■ Supplied material ■
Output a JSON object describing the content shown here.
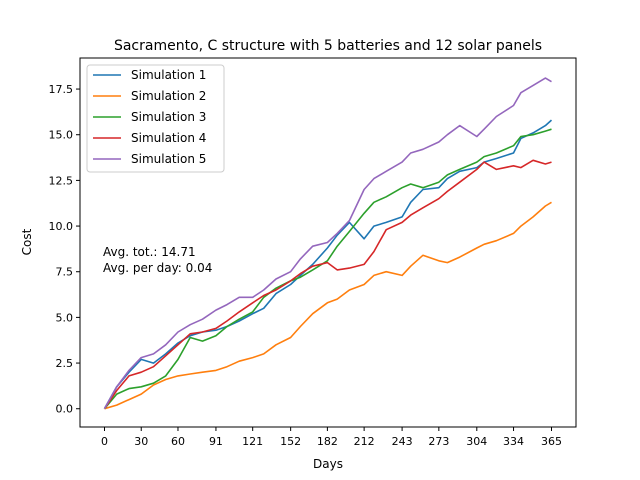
{
  "chart_data": {
    "type": "line",
    "title": "Sacramento, C structure with 5 batteries and 12 solar panels",
    "xlabel": "Days",
    "ylabel": "Cost",
    "xlim": [
      -20,
      385
    ],
    "ylim": [
      -1.0,
      19.2
    ],
    "xticks": [
      0,
      30,
      60,
      91,
      121,
      152,
      182,
      212,
      243,
      273,
      304,
      334,
      365
    ],
    "yticks": [
      0.0,
      2.5,
      5.0,
      7.5,
      10.0,
      12.5,
      15.0,
      17.5
    ],
    "ytick_labels": [
      "0.0",
      "2.5",
      "5.0",
      "7.5",
      "10.0",
      "12.5",
      "15.0",
      "17.5"
    ],
    "legend_position": "top-left",
    "grid": false,
    "annotations": [
      "Avg. tot.: 14.71",
      "Avg. per day: 0.04"
    ],
    "series": [
      {
        "name": "Simulation 1",
        "color": "#1f77b4",
        "x": [
          0,
          10,
          20,
          30,
          40,
          50,
          60,
          70,
          80,
          91,
          100,
          110,
          121,
          130,
          140,
          152,
          160,
          170,
          182,
          190,
          200,
          212,
          220,
          230,
          243,
          250,
          260,
          273,
          280,
          290,
          304,
          310,
          320,
          334,
          340,
          350,
          360,
          365
        ],
        "y": [
          0.0,
          1.2,
          2.0,
          2.7,
          2.5,
          3.0,
          3.6,
          4.0,
          4.2,
          4.3,
          4.5,
          4.8,
          5.2,
          5.5,
          6.3,
          6.8,
          7.3,
          7.9,
          8.8,
          9.5,
          10.2,
          9.3,
          10.0,
          10.2,
          10.5,
          11.3,
          12.0,
          12.1,
          12.6,
          13.0,
          13.2,
          13.5,
          13.7,
          14.0,
          14.8,
          15.1,
          15.5,
          15.8
        ]
      },
      {
        "name": "Simulation 2",
        "color": "#ff7f0e",
        "x": [
          0,
          10,
          20,
          30,
          40,
          50,
          60,
          70,
          80,
          91,
          100,
          110,
          121,
          130,
          140,
          152,
          160,
          170,
          182,
          190,
          200,
          212,
          220,
          230,
          243,
          250,
          260,
          273,
          280,
          290,
          304,
          310,
          320,
          334,
          340,
          350,
          360,
          365
        ],
        "y": [
          0.0,
          0.2,
          0.5,
          0.8,
          1.3,
          1.6,
          1.8,
          1.9,
          2.0,
          2.1,
          2.3,
          2.6,
          2.8,
          3.0,
          3.5,
          3.9,
          4.5,
          5.2,
          5.8,
          6.0,
          6.5,
          6.8,
          7.3,
          7.5,
          7.3,
          7.8,
          8.4,
          8.1,
          8.0,
          8.3,
          8.8,
          9.0,
          9.2,
          9.6,
          10.0,
          10.5,
          11.1,
          11.3
        ]
      },
      {
        "name": "Simulation 3",
        "color": "#2ca02c",
        "x": [
          0,
          10,
          20,
          30,
          40,
          50,
          60,
          70,
          80,
          91,
          100,
          110,
          121,
          130,
          140,
          152,
          160,
          170,
          182,
          190,
          200,
          212,
          220,
          230,
          243,
          250,
          260,
          273,
          280,
          290,
          304,
          310,
          320,
          334,
          340,
          350,
          360,
          365
        ],
        "y": [
          0.0,
          0.8,
          1.1,
          1.2,
          1.4,
          1.8,
          2.7,
          3.9,
          3.7,
          4.0,
          4.5,
          4.9,
          5.3,
          6.1,
          6.6,
          7.0,
          7.2,
          7.6,
          8.1,
          8.9,
          9.7,
          10.7,
          11.3,
          11.6,
          12.1,
          12.3,
          12.1,
          12.4,
          12.8,
          13.1,
          13.5,
          13.8,
          14.0,
          14.4,
          14.9,
          15.0,
          15.2,
          15.3
        ]
      },
      {
        "name": "Simulation 4",
        "color": "#d62728",
        "x": [
          0,
          10,
          20,
          30,
          40,
          50,
          60,
          70,
          80,
          91,
          100,
          110,
          121,
          130,
          140,
          152,
          160,
          170,
          182,
          190,
          200,
          212,
          220,
          230,
          243,
          250,
          260,
          273,
          280,
          290,
          304,
          310,
          320,
          334,
          340,
          350,
          360,
          365
        ],
        "y": [
          0.0,
          1.0,
          1.8,
          2.0,
          2.3,
          2.9,
          3.5,
          4.1,
          4.2,
          4.4,
          4.8,
          5.3,
          5.8,
          6.2,
          6.5,
          7.0,
          7.4,
          7.8,
          8.0,
          7.6,
          7.7,
          7.9,
          8.6,
          9.8,
          10.2,
          10.6,
          11.0,
          11.5,
          11.9,
          12.4,
          13.1,
          13.5,
          13.1,
          13.3,
          13.2,
          13.6,
          13.4,
          13.5
        ]
      },
      {
        "name": "Simulation 5",
        "color": "#9467bd",
        "x": [
          0,
          10,
          20,
          30,
          40,
          50,
          60,
          70,
          80,
          91,
          100,
          110,
          121,
          130,
          140,
          152,
          160,
          170,
          182,
          190,
          200,
          212,
          220,
          230,
          243,
          250,
          260,
          273,
          280,
          290,
          304,
          310,
          320,
          334,
          340,
          350,
          360,
          365
        ],
        "y": [
          0.0,
          1.2,
          2.1,
          2.8,
          3.0,
          3.5,
          4.2,
          4.6,
          4.9,
          5.4,
          5.7,
          6.1,
          6.1,
          6.5,
          7.1,
          7.5,
          8.2,
          8.9,
          9.1,
          9.6,
          10.3,
          12.0,
          12.6,
          13.0,
          13.5,
          14.0,
          14.2,
          14.6,
          15.0,
          15.5,
          14.9,
          15.3,
          16.0,
          16.6,
          17.3,
          17.7,
          18.1,
          17.9
        ]
      }
    ]
  }
}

■ Exercise goal ■
The data above needs to be retyped exactly, with the images left out.

■ The completed task ■
Output a JSON object describing the content shown here.
{
  "chart_data": {
    "type": "line",
    "title": "Sacramento, C structure with 5 batteries and 12 solar panels",
    "xlabel": "Days",
    "ylabel": "Cost",
    "xlim": [
      -20,
      385
    ],
    "ylim": [
      -1.0,
      19.2
    ],
    "xticks": [
      0,
      30,
      60,
      91,
      121,
      152,
      182,
      212,
      243,
      273,
      304,
      334,
      365
    ],
    "yticks": [
      0.0,
      2.5,
      5.0,
      7.5,
      10.0,
      12.5,
      15.0,
      17.5
    ],
    "ytick_labels": [
      "0.0",
      "2.5",
      "5.0",
      "7.5",
      "10.0",
      "12.5",
      "15.0",
      "17.5"
    ],
    "legend_position": "top-left",
    "grid": false,
    "annotations": [
      "Avg. tot.: 14.71",
      "Avg. per day: 0.04"
    ],
    "series": [
      {
        "name": "Simulation 1",
        "color": "#1f77b4",
        "x": [
          0,
          10,
          20,
          30,
          40,
          50,
          60,
          70,
          80,
          91,
          100,
          110,
          121,
          130,
          140,
          152,
          160,
          170,
          182,
          190,
          200,
          212,
          220,
          230,
          243,
          250,
          260,
          273,
          280,
          290,
          304,
          310,
          320,
          334,
          340,
          350,
          360,
          365
        ],
        "y": [
          0.0,
          1.2,
          2.0,
          2.7,
          2.5,
          3.0,
          3.6,
          4.0,
          4.2,
          4.3,
          4.5,
          4.8,
          5.2,
          5.5,
          6.3,
          6.8,
          7.3,
          7.9,
          8.8,
          9.5,
          10.2,
          9.3,
          10.0,
          10.2,
          10.5,
          11.3,
          12.0,
          12.1,
          12.6,
          13.0,
          13.2,
          13.5,
          13.7,
          14.0,
          14.8,
          15.1,
          15.5,
          15.8
        ]
      },
      {
        "name": "Simulation 2",
        "color": "#ff7f0e",
        "x": [
          0,
          10,
          20,
          30,
          40,
          50,
          60,
          70,
          80,
          91,
          100,
          110,
          121,
          130,
          140,
          152,
          160,
          170,
          182,
          190,
          200,
          212,
          220,
          230,
          243,
          250,
          260,
          273,
          280,
          290,
          304,
          310,
          320,
          334,
          340,
          350,
          360,
          365
        ],
        "y": [
          0.0,
          0.2,
          0.5,
          0.8,
          1.3,
          1.6,
          1.8,
          1.9,
          2.0,
          2.1,
          2.3,
          2.6,
          2.8,
          3.0,
          3.5,
          3.9,
          4.5,
          5.2,
          5.8,
          6.0,
          6.5,
          6.8,
          7.3,
          7.5,
          7.3,
          7.8,
          8.4,
          8.1,
          8.0,
          8.3,
          8.8,
          9.0,
          9.2,
          9.6,
          10.0,
          10.5,
          11.1,
          11.3
        ]
      },
      {
        "name": "Simulation 3",
        "color": "#2ca02c",
        "x": [
          0,
          10,
          20,
          30,
          40,
          50,
          60,
          70,
          80,
          91,
          100,
          110,
          121,
          130,
          140,
          152,
          160,
          170,
          182,
          190,
          200,
          212,
          220,
          230,
          243,
          250,
          260,
          273,
          280,
          290,
          304,
          310,
          320,
          334,
          340,
          350,
          360,
          365
        ],
        "y": [
          0.0,
          0.8,
          1.1,
          1.2,
          1.4,
          1.8,
          2.7,
          3.9,
          3.7,
          4.0,
          4.5,
          4.9,
          5.3,
          6.1,
          6.6,
          7.0,
          7.2,
          7.6,
          8.1,
          8.9,
          9.7,
          10.7,
          11.3,
          11.6,
          12.1,
          12.3,
          12.1,
          12.4,
          12.8,
          13.1,
          13.5,
          13.8,
          14.0,
          14.4,
          14.9,
          15.0,
          15.2,
          15.3
        ]
      },
      {
        "name": "Simulation 4",
        "color": "#d62728",
        "x": [
          0,
          10,
          20,
          30,
          40,
          50,
          60,
          70,
          80,
          91,
          100,
          110,
          121,
          130,
          140,
          152,
          160,
          170,
          182,
          190,
          200,
          212,
          220,
          230,
          243,
          250,
          260,
          273,
          280,
          290,
          304,
          310,
          320,
          334,
          340,
          350,
          360,
          365
        ],
        "y": [
          0.0,
          1.0,
          1.8,
          2.0,
          2.3,
          2.9,
          3.5,
          4.1,
          4.2,
          4.4,
          4.8,
          5.3,
          5.8,
          6.2,
          6.5,
          7.0,
          7.4,
          7.8,
          8.0,
          7.6,
          7.7,
          7.9,
          8.6,
          9.8,
          10.2,
          10.6,
          11.0,
          11.5,
          11.9,
          12.4,
          13.1,
          13.5,
          13.1,
          13.3,
          13.2,
          13.6,
          13.4,
          13.5
        ]
      },
      {
        "name": "Simulation 5",
        "color": "#9467bd",
        "x": [
          0,
          10,
          20,
          30,
          40,
          50,
          60,
          70,
          80,
          91,
          100,
          110,
          121,
          130,
          140,
          152,
          160,
          170,
          182,
          190,
          200,
          212,
          220,
          230,
          243,
          250,
          260,
          273,
          280,
          290,
          304,
          310,
          320,
          334,
          340,
          350,
          360,
          365
        ],
        "y": [
          0.0,
          1.2,
          2.1,
          2.8,
          3.0,
          3.5,
          4.2,
          4.6,
          4.9,
          5.4,
          5.7,
          6.1,
          6.1,
          6.5,
          7.1,
          7.5,
          8.2,
          8.9,
          9.1,
          9.6,
          10.3,
          12.0,
          12.6,
          13.0,
          13.5,
          14.0,
          14.2,
          14.6,
          15.0,
          15.5,
          14.9,
          15.3,
          16.0,
          16.6,
          17.3,
          17.7,
          18.1,
          17.9
        ]
      }
    ]
  }
}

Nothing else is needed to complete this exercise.